[Supplied records]

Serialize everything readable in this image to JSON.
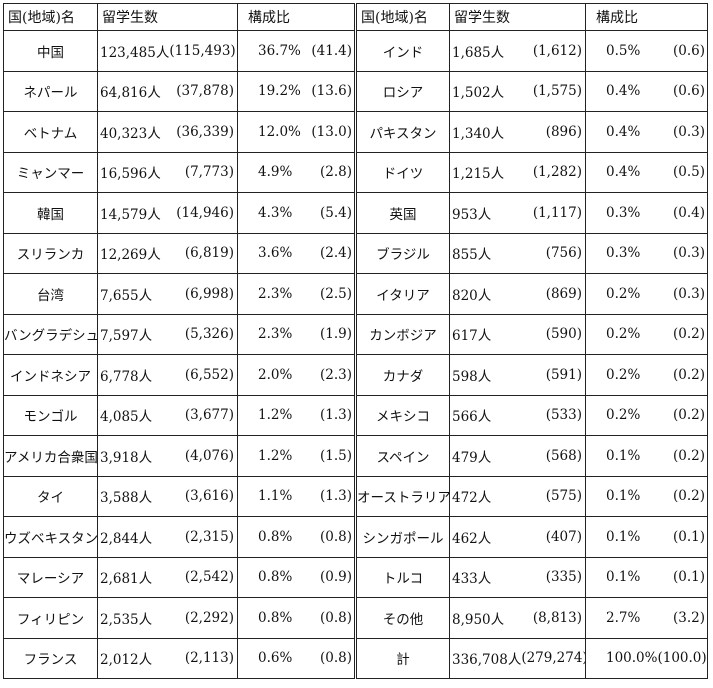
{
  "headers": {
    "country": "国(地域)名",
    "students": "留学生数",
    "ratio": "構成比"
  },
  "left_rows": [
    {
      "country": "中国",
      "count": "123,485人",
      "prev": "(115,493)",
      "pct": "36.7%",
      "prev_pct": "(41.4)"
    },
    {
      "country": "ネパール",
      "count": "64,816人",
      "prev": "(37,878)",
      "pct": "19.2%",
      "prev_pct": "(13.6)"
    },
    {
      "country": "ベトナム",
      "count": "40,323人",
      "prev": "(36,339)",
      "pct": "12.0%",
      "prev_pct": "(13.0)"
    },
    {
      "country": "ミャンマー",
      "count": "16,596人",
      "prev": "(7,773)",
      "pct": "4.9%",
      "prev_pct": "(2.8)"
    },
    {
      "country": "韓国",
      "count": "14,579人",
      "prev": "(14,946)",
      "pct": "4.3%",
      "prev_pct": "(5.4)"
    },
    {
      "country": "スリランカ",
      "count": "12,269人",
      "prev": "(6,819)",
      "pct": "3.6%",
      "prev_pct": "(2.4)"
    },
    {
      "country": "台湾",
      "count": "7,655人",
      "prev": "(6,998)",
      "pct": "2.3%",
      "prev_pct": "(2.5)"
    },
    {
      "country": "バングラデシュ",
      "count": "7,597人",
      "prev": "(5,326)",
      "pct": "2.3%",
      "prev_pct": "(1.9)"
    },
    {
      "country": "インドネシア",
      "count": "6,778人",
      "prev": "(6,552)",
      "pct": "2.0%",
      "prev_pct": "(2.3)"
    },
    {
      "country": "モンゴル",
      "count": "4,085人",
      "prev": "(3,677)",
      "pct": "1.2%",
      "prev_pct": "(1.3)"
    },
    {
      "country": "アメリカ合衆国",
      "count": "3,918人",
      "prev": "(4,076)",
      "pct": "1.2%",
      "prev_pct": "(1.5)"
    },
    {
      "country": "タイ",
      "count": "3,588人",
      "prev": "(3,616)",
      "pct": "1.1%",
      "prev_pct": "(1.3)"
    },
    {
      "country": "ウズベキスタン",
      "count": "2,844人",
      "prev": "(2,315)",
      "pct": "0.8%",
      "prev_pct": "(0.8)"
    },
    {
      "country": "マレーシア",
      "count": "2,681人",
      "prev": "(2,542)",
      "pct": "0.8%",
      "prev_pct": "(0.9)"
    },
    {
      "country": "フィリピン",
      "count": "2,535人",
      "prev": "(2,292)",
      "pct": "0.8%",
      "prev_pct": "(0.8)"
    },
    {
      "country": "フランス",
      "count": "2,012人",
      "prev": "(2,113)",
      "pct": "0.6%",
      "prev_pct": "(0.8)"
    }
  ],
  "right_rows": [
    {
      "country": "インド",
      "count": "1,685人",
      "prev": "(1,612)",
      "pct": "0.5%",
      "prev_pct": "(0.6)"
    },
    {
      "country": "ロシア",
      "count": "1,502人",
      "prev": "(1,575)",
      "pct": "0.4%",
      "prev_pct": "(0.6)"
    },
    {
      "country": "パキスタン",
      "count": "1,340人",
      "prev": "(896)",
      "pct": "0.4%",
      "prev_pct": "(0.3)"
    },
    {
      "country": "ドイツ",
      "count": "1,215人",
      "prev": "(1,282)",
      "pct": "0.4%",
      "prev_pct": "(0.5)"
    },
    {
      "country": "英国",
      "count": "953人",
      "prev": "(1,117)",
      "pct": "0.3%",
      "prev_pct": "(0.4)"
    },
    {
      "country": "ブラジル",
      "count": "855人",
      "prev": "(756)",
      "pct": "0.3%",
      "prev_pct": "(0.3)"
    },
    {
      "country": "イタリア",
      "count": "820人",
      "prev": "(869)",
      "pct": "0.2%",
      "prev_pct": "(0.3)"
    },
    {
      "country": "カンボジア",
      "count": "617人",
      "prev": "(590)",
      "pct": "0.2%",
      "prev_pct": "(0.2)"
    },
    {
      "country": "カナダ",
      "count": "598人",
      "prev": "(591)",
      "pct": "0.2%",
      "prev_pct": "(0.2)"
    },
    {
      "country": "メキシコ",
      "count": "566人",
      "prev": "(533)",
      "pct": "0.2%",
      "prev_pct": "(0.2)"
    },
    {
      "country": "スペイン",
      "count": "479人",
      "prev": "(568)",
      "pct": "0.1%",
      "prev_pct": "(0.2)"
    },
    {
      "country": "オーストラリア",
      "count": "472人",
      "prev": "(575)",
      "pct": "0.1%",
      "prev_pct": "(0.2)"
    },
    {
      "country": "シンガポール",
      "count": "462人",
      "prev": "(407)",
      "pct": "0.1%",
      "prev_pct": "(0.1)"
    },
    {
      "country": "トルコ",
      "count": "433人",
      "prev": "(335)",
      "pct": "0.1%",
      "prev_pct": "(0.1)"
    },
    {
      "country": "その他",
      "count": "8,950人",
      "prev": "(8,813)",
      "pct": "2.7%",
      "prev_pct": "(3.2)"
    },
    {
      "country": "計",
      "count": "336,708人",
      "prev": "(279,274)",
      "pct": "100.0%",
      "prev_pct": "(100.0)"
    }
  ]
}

[Problem description] Transcribe every record above exactly, leaving out the pictures.

[Result for this task]
Serialize everything readable in this image to JSON.
{
  "headers": {
    "country": "国(地域)名",
    "students": "留学生数",
    "ratio": "構成比"
  },
  "left_rows": [
    {
      "country": "中国",
      "count": "123,485人",
      "prev": "(115,493)",
      "pct": "36.7%",
      "prev_pct": "(41.4)"
    },
    {
      "country": "ネパール",
      "count": "64,816人",
      "prev": "(37,878)",
      "pct": "19.2%",
      "prev_pct": "(13.6)"
    },
    {
      "country": "ベトナム",
      "count": "40,323人",
      "prev": "(36,339)",
      "pct": "12.0%",
      "prev_pct": "(13.0)"
    },
    {
      "country": "ミャンマー",
      "count": "16,596人",
      "prev": "(7,773)",
      "pct": "4.9%",
      "prev_pct": "(2.8)"
    },
    {
      "country": "韓国",
      "count": "14,579人",
      "prev": "(14,946)",
      "pct": "4.3%",
      "prev_pct": "(5.4)"
    },
    {
      "country": "スリランカ",
      "count": "12,269人",
      "prev": "(6,819)",
      "pct": "3.6%",
      "prev_pct": "(2.4)"
    },
    {
      "country": "台湾",
      "count": "7,655人",
      "prev": "(6,998)",
      "pct": "2.3%",
      "prev_pct": "(2.5)"
    },
    {
      "country": "バングラデシュ",
      "count": "7,597人",
      "prev": "(5,326)",
      "pct": "2.3%",
      "prev_pct": "(1.9)"
    },
    {
      "country": "インドネシア",
      "count": "6,778人",
      "prev": "(6,552)",
      "pct": "2.0%",
      "prev_pct": "(2.3)"
    },
    {
      "country": "モンゴル",
      "count": "4,085人",
      "prev": "(3,677)",
      "pct": "1.2%",
      "prev_pct": "(1.3)"
    },
    {
      "country": "アメリカ合衆国",
      "count": "3,918人",
      "prev": "(4,076)",
      "pct": "1.2%",
      "prev_pct": "(1.5)"
    },
    {
      "country": "タイ",
      "count": "3,588人",
      "prev": "(3,616)",
      "pct": "1.1%",
      "prev_pct": "(1.3)"
    },
    {
      "country": "ウズベキスタン",
      "count": "2,844人",
      "prev": "(2,315)",
      "pct": "0.8%",
      "prev_pct": "(0.8)"
    },
    {
      "country": "マレーシア",
      "count": "2,681人",
      "prev": "(2,542)",
      "pct": "0.8%",
      "prev_pct": "(0.9)"
    },
    {
      "country": "フィリピン",
      "count": "2,535人",
      "prev": "(2,292)",
      "pct": "0.8%",
      "prev_pct": "(0.8)"
    },
    {
      "country": "フランス",
      "count": "2,012人",
      "prev": "(2,113)",
      "pct": "0.6%",
      "prev_pct": "(0.8)"
    }
  ],
  "right_rows": [
    {
      "country": "インド",
      "count": "1,685人",
      "prev": "(1,612)",
      "pct": "0.5%",
      "prev_pct": "(0.6)"
    },
    {
      "country": "ロシア",
      "count": "1,502人",
      "prev": "(1,575)",
      "pct": "0.4%",
      "prev_pct": "(0.6)"
    },
    {
      "country": "パキスタン",
      "count": "1,340人",
      "prev": "(896)",
      "pct": "0.4%",
      "prev_pct": "(0.3)"
    },
    {
      "country": "ドイツ",
      "count": "1,215人",
      "prev": "(1,282)",
      "pct": "0.4%",
      "prev_pct": "(0.5)"
    },
    {
      "country": "英国",
      "count": "953人",
      "prev": "(1,117)",
      "pct": "0.3%",
      "prev_pct": "(0.4)"
    },
    {
      "country": "ブラジル",
      "count": "855人",
      "prev": "(756)",
      "pct": "0.3%",
      "prev_pct": "(0.3)"
    },
    {
      "country": "イタリア",
      "count": "820人",
      "prev": "(869)",
      "pct": "0.2%",
      "prev_pct": "(0.3)"
    },
    {
      "country": "カンボジア",
      "count": "617人",
      "prev": "(590)",
      "pct": "0.2%",
      "prev_pct": "(0.2)"
    },
    {
      "country": "カナダ",
      "count": "598人",
      "prev": "(591)",
      "pct": "0.2%",
      "prev_pct": "(0.2)"
    },
    {
      "country": "メキシコ",
      "count": "566人",
      "prev": "(533)",
      "pct": "0.2%",
      "prev_pct": "(0.2)"
    },
    {
      "country": "スペイン",
      "count": "479人",
      "prev": "(568)",
      "pct": "0.1%",
      "prev_pct": "(0.2)"
    },
    {
      "country": "オーストラリア",
      "count": "472人",
      "prev": "(575)",
      "pct": "0.1%",
      "prev_pct": "(0.2)"
    },
    {
      "country": "シンガポール",
      "count": "462人",
      "prev": "(407)",
      "pct": "0.1%",
      "prev_pct": "(0.1)"
    },
    {
      "country": "トルコ",
      "count": "433人",
      "prev": "(335)",
      "pct": "0.1%",
      "prev_pct": "(0.1)"
    },
    {
      "country": "その他",
      "count": "8,950人",
      "prev": "(8,813)",
      "pct": "2.7%",
      "prev_pct": "(3.2)"
    },
    {
      "country": "計",
      "count": "336,708人",
      "prev": "(279,274)",
      "pct": "100.0%",
      "prev_pct": "(100.0)"
    }
  ]
}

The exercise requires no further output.